> _What is expected_
Locate and copy each line in the data that contains the word "Nhật".

> _Source records_
-- Begin --

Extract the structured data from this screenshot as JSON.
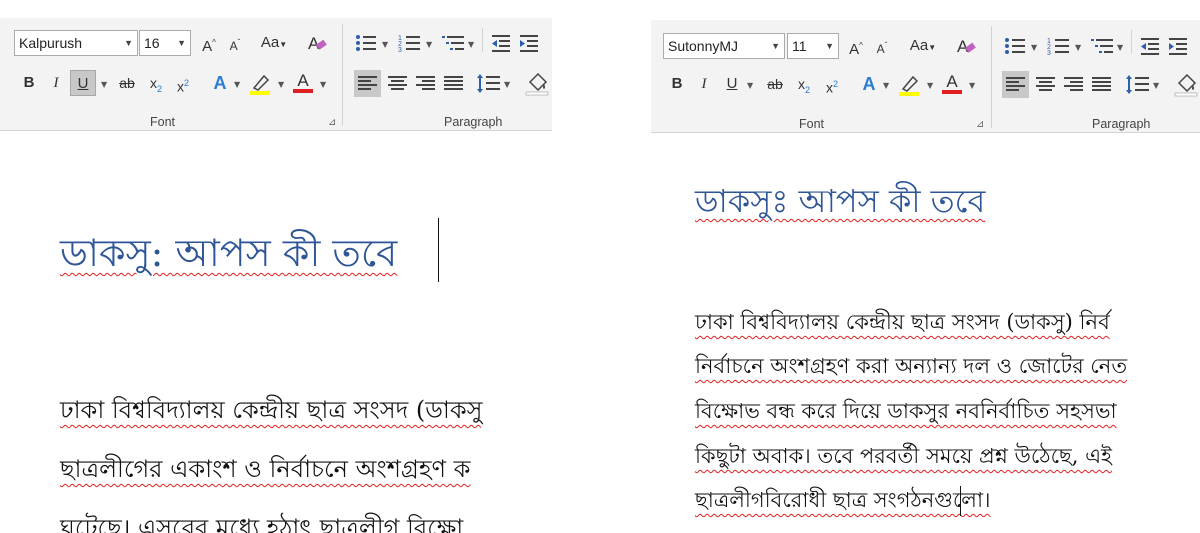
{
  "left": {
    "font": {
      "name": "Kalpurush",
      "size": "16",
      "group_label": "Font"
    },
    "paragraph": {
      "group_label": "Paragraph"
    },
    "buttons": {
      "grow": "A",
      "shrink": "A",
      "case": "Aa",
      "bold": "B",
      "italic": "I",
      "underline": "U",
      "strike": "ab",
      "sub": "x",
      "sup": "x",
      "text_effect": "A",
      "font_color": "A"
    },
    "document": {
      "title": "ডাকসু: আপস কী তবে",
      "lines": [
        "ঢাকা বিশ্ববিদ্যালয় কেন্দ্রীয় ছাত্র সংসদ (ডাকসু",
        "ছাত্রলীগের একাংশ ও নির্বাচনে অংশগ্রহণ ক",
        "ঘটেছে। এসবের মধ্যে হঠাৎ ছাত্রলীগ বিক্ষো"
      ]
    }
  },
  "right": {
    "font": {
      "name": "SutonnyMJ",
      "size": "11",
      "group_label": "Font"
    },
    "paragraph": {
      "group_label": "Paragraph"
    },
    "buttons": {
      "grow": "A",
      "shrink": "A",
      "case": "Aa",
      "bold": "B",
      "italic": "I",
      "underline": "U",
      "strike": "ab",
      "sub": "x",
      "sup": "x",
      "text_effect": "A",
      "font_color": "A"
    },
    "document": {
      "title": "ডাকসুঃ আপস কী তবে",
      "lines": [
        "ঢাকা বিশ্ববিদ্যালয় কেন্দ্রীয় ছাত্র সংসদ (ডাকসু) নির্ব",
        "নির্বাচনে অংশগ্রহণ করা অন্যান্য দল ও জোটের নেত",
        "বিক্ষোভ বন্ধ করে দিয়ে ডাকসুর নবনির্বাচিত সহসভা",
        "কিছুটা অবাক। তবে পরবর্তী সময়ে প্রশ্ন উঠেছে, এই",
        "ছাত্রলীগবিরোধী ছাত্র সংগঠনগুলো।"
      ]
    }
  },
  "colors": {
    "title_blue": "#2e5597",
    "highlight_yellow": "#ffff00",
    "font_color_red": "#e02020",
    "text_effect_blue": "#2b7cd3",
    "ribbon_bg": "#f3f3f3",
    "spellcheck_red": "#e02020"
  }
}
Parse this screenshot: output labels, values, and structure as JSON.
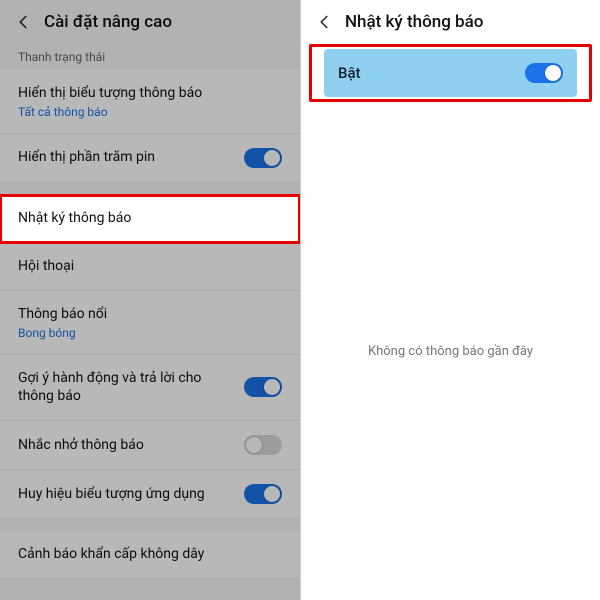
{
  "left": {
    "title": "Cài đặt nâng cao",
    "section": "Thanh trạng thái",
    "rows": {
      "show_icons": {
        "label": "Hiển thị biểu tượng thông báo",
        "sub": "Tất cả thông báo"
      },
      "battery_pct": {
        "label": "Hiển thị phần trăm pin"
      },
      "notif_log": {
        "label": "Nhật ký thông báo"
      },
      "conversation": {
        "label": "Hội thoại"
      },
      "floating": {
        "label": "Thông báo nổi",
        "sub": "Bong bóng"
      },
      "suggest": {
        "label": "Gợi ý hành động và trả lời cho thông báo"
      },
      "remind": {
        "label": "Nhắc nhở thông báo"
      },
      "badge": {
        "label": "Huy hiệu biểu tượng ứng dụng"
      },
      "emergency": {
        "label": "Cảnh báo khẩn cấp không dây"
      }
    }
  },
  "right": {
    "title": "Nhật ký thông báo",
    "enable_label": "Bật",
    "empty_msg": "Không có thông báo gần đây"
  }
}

-- End --
-- Begin --

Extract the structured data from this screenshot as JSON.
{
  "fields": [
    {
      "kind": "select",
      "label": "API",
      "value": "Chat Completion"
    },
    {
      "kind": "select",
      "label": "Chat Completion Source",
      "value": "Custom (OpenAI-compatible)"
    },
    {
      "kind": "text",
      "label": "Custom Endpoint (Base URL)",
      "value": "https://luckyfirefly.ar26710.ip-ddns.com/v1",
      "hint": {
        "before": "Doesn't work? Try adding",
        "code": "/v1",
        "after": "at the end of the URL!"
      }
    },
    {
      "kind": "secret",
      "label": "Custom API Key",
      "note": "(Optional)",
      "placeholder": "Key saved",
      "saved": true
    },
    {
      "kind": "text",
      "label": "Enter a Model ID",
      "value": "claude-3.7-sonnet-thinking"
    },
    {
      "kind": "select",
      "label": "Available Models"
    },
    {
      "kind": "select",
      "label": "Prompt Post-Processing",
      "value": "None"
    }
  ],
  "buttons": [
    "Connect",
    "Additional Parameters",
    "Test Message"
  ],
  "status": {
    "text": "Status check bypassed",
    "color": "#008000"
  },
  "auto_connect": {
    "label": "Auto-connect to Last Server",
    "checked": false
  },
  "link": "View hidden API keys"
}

-- End --
-- Begin --

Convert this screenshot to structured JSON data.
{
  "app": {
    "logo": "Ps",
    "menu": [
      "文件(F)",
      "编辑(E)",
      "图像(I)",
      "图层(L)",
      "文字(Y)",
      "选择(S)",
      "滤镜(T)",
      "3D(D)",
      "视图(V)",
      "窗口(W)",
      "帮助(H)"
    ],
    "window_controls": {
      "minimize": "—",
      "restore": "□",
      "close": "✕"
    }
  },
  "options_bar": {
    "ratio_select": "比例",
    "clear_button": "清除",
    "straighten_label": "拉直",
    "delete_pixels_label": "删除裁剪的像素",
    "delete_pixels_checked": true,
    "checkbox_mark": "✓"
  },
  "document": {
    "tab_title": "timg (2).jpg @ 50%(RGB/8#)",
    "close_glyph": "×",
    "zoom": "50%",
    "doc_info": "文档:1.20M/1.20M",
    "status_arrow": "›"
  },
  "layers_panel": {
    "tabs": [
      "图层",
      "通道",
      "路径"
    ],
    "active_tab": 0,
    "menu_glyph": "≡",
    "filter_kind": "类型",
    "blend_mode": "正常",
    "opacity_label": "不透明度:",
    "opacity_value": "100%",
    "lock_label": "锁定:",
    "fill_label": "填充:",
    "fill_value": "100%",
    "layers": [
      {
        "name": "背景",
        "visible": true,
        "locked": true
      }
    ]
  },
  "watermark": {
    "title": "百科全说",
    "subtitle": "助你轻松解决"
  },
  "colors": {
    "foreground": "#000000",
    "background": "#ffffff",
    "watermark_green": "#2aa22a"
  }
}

-- End --

> _Exercise answer_
        "label": "Nhật ký thông báo"
    "title": "Nhật ký thông báo",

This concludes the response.